WHAT THE TASK ASKS » Transcribe all the entries word for word, omitting any pictures they contain.

Figure record extracts »
--*--

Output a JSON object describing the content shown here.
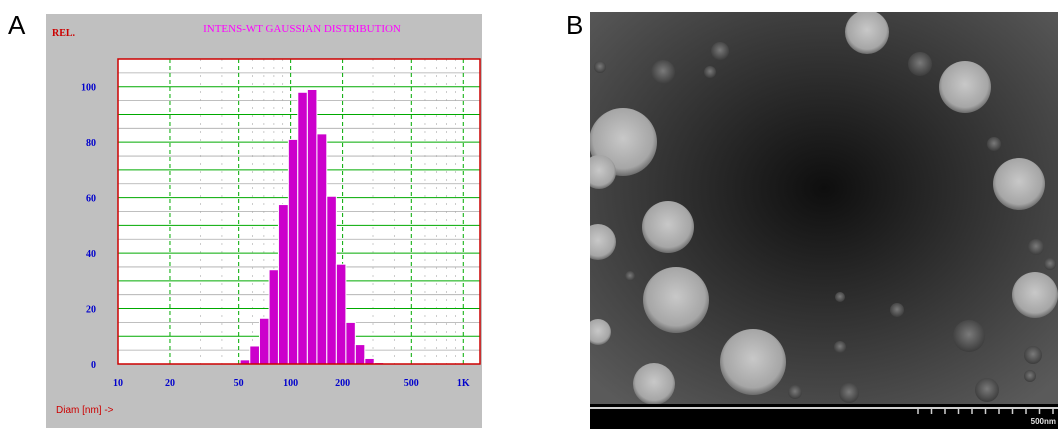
{
  "panel_labels": {
    "a": "A",
    "b": "B"
  },
  "chart_data": {
    "type": "bar",
    "title": "INTENS-WT GAUSSIAN DISTRIBUTION",
    "ylabel": "REL.",
    "xlabel": "Diam [nm] ->",
    "x_scale": "log",
    "xlim": [
      10,
      1250
    ],
    "ylim": [
      0,
      110
    ],
    "x_ticks": [
      {
        "value": 10,
        "label": "10"
      },
      {
        "value": 20,
        "label": "20"
      },
      {
        "value": 50,
        "label": "50"
      },
      {
        "value": 100,
        "label": "100"
      },
      {
        "value": 200,
        "label": "200"
      },
      {
        "value": 500,
        "label": "500"
      },
      {
        "value": 1000,
        "label": "1K"
      }
    ],
    "y_ticks": [
      0,
      20,
      40,
      60,
      80,
      100
    ],
    "bars": [
      {
        "from": 51,
        "to": 58,
        "value": 1.5
      },
      {
        "from": 58,
        "to": 66,
        "value": 6.5
      },
      {
        "from": 66,
        "to": 75,
        "value": 16.5
      },
      {
        "from": 75,
        "to": 85,
        "value": 34
      },
      {
        "from": 85,
        "to": 97,
        "value": 57.5
      },
      {
        "from": 97,
        "to": 110,
        "value": 81
      },
      {
        "from": 110,
        "to": 125,
        "value": 98
      },
      {
        "from": 125,
        "to": 142,
        "value": 99
      },
      {
        "from": 142,
        "to": 162,
        "value": 83
      },
      {
        "from": 162,
        "to": 184,
        "value": 60.5
      },
      {
        "from": 184,
        "to": 209,
        "value": 36
      },
      {
        "from": 209,
        "to": 237,
        "value": 15
      },
      {
        "from": 237,
        "to": 269,
        "value": 7
      },
      {
        "from": 269,
        "to": 305,
        "value": 2
      },
      {
        "from": 305,
        "to": 346,
        "value": 0.5
      }
    ],
    "grid": true,
    "colors": {
      "background": "#c0c0c0",
      "plot_background": "#ffffff",
      "bar": "#cc00cc",
      "title": "#ff00ff",
      "axis_labels": "#0000cc",
      "frame": "#cc0000",
      "major_grid": "#00aa00",
      "minor_grid": "#aaaaaa",
      "rel_label": "#cc0000",
      "xlabel": "#cc0000"
    }
  },
  "micrograph": {
    "scale_bar_label": "500nm",
    "colors": {
      "background": "#1a1a1a",
      "particle": "#b8b8b8",
      "bar": "#000000"
    }
  }
}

--*--

SOLUTION BELOW »
Output a JSON object describing the content shown here.
{
  "panel_labels": {
    "a": "A",
    "b": "B"
  },
  "chart_data": {
    "type": "bar",
    "title": "INTENS-WT GAUSSIAN DISTRIBUTION",
    "ylabel": "REL.",
    "xlabel": "Diam [nm] ->",
    "x_scale": "log",
    "xlim": [
      10,
      1250
    ],
    "ylim": [
      0,
      110
    ],
    "x_ticks": [
      {
        "value": 10,
        "label": "10"
      },
      {
        "value": 20,
        "label": "20"
      },
      {
        "value": 50,
        "label": "50"
      },
      {
        "value": 100,
        "label": "100"
      },
      {
        "value": 200,
        "label": "200"
      },
      {
        "value": 500,
        "label": "500"
      },
      {
        "value": 1000,
        "label": "1K"
      }
    ],
    "y_ticks": [
      0,
      20,
      40,
      60,
      80,
      100
    ],
    "bars": [
      {
        "from": 51,
        "to": 58,
        "value": 1.5
      },
      {
        "from": 58,
        "to": 66,
        "value": 6.5
      },
      {
        "from": 66,
        "to": 75,
        "value": 16.5
      },
      {
        "from": 75,
        "to": 85,
        "value": 34
      },
      {
        "from": 85,
        "to": 97,
        "value": 57.5
      },
      {
        "from": 97,
        "to": 110,
        "value": 81
      },
      {
        "from": 110,
        "to": 125,
        "value": 98
      },
      {
        "from": 125,
        "to": 142,
        "value": 99
      },
      {
        "from": 142,
        "to": 162,
        "value": 83
      },
      {
        "from": 162,
        "to": 184,
        "value": 60.5
      },
      {
        "from": 184,
        "to": 209,
        "value": 36
      },
      {
        "from": 209,
        "to": 237,
        "value": 15
      },
      {
        "from": 237,
        "to": 269,
        "value": 7
      },
      {
        "from": 269,
        "to": 305,
        "value": 2
      },
      {
        "from": 305,
        "to": 346,
        "value": 0.5
      }
    ],
    "grid": true,
    "colors": {
      "background": "#c0c0c0",
      "plot_background": "#ffffff",
      "bar": "#cc00cc",
      "title": "#ff00ff",
      "axis_labels": "#0000cc",
      "frame": "#cc0000",
      "major_grid": "#00aa00",
      "minor_grid": "#aaaaaa",
      "rel_label": "#cc0000",
      "xlabel": "#cc0000"
    }
  },
  "micrograph": {
    "scale_bar_label": "500nm",
    "colors": {
      "background": "#1a1a1a",
      "particle": "#b8b8b8",
      "bar": "#000000"
    }
  }
}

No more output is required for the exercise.